*Instructions for the task:*
Sift the listing for lines that hold the string "gommon" and pull them out.

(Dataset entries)
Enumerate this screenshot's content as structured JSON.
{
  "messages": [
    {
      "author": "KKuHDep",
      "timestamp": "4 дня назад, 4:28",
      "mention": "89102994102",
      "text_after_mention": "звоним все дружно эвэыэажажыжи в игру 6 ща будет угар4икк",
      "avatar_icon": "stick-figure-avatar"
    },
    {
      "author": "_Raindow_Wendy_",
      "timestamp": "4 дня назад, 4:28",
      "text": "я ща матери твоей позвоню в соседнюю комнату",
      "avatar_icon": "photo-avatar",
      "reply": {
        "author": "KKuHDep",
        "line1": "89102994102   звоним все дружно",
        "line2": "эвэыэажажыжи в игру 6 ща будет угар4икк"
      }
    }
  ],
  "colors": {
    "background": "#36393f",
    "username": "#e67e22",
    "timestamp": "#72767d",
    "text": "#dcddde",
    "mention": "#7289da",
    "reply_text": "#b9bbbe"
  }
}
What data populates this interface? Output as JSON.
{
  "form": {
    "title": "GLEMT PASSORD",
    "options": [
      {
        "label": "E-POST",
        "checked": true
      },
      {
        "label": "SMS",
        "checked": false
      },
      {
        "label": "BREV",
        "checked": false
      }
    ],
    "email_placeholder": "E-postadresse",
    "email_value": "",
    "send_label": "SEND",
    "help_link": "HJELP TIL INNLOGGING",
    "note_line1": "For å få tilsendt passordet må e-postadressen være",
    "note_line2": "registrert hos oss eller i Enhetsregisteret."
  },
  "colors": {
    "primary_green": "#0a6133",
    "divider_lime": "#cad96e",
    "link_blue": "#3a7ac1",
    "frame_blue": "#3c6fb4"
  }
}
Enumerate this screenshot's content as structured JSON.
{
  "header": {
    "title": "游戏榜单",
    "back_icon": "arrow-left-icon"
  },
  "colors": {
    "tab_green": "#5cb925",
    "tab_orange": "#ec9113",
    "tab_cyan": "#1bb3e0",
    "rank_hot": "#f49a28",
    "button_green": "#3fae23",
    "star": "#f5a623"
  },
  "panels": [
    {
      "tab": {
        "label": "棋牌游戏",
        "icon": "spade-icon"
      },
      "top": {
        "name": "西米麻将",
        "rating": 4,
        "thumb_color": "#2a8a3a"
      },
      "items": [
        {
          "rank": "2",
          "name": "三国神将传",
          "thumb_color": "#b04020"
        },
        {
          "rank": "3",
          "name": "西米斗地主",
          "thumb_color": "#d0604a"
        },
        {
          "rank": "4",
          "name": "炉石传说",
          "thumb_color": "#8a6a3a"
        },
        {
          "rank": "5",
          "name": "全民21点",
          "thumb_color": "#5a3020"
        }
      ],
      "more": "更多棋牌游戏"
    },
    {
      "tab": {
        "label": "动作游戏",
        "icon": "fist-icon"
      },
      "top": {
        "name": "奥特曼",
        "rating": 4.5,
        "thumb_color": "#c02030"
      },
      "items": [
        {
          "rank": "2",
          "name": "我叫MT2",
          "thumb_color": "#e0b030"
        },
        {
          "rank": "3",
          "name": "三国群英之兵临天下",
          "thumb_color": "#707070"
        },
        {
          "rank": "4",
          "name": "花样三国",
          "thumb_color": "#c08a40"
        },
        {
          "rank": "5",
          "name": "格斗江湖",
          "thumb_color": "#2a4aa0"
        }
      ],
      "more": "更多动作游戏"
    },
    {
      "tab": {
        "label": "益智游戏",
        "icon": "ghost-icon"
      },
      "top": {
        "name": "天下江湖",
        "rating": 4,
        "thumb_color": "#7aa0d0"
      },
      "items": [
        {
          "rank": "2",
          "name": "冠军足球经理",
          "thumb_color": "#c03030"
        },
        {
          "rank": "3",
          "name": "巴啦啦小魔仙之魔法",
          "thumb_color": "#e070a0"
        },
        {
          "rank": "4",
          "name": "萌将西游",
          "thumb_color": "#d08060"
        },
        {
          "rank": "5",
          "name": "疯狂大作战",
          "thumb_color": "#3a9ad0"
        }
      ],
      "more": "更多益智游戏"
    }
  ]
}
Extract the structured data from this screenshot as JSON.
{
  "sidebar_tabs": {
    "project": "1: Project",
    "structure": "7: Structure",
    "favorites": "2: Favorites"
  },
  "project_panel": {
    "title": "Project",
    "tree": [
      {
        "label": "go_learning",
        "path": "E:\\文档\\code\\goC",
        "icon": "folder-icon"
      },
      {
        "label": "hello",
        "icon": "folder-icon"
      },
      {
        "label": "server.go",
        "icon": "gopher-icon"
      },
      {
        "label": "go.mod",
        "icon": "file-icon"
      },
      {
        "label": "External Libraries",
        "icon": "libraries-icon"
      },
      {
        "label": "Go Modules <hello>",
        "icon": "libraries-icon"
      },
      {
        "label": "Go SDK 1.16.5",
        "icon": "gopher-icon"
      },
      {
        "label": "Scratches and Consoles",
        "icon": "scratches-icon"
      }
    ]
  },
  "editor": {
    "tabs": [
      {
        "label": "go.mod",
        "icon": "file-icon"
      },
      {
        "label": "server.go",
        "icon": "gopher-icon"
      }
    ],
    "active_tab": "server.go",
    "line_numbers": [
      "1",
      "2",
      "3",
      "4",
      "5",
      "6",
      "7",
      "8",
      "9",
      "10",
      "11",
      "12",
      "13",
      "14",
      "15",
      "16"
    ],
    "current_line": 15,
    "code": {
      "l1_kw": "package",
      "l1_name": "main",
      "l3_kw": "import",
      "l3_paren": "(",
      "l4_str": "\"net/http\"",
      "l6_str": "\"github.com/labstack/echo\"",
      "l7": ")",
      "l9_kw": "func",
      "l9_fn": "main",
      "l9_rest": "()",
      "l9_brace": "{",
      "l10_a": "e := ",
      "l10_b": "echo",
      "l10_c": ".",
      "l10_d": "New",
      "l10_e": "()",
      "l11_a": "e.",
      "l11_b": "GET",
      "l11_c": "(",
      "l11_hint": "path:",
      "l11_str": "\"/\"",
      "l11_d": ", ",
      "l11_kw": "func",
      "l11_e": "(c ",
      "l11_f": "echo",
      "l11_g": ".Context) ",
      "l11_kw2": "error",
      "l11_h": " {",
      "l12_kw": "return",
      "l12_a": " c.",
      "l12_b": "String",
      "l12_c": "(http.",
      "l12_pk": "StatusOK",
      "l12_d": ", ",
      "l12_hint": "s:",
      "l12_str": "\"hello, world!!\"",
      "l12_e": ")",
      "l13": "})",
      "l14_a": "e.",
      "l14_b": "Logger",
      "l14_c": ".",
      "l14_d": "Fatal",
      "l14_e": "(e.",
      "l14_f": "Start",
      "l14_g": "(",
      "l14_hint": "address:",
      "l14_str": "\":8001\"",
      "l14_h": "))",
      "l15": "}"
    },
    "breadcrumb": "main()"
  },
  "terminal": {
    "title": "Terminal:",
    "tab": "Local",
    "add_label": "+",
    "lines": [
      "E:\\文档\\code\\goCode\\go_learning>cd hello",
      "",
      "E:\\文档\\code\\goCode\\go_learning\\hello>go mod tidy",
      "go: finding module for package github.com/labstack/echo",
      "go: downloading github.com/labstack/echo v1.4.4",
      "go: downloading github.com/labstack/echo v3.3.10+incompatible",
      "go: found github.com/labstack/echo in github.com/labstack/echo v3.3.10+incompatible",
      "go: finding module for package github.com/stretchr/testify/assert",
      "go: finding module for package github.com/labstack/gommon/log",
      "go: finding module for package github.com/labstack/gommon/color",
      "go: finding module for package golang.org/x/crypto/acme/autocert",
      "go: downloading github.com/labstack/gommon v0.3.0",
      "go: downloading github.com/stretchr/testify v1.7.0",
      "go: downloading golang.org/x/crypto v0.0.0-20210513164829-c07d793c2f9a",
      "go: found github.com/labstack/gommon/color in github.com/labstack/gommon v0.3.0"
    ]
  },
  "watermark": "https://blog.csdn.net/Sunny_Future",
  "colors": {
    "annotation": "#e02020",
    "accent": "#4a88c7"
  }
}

*Result of the exercise:*
      "go: finding module for package github.com/labstack/gommon/log",
      "go: finding module for package github.com/labstack/gommon/color",
      "go: downloading github.com/labstack/gommon v0.3.0",
      "go: found github.com/labstack/gommon/color in github.com/labstack/gommon v0.3.0"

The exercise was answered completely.